◆ Instructions to follow:
Which lines hold the word "министерство"? Copy each of them from the material.

═════ Provided data ═════

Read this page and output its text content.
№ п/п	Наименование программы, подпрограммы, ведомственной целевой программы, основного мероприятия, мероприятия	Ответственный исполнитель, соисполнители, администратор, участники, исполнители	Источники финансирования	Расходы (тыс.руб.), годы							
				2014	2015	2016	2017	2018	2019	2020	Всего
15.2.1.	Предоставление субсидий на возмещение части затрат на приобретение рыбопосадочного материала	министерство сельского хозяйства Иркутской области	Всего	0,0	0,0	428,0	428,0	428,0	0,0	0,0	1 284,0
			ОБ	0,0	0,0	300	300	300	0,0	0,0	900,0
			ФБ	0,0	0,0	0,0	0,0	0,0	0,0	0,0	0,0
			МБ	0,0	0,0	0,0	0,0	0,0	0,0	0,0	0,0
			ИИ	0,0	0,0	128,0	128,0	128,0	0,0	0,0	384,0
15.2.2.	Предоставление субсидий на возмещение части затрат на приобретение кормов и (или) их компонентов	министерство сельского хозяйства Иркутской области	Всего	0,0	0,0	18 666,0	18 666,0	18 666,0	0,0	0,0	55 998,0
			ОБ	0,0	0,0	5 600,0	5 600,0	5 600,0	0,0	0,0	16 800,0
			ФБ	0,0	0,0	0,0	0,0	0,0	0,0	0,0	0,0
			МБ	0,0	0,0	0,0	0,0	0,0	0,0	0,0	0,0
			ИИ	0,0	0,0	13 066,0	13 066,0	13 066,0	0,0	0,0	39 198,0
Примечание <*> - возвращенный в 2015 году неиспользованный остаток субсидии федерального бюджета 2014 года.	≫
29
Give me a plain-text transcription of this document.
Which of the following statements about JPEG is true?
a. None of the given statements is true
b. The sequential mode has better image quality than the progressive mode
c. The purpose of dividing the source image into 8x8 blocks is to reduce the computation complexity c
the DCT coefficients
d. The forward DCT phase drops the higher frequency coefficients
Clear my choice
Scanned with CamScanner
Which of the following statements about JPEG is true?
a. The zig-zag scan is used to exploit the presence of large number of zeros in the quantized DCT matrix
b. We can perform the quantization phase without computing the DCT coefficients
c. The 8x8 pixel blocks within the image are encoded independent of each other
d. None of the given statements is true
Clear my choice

═════

◆ Expected output:
15.2.1.	Предоставление субсидий на возмещение части затрат на приобретение рыбопосадочного материала	министерство сельского хозяйства Иркутской области	Всего	0,0	0,0	428,0	428,0	428,0	0,0	0,0	1 284,0
15.2.2.	Предоставление субсидий на возмещение части затрат на приобретение кормов и (или) их компонентов	министерство сельского хозяйства Иркутской области	Всего	0,0	0,0	18 666,0	18 666,0	18 666,0	0,0	0,0	55 998,0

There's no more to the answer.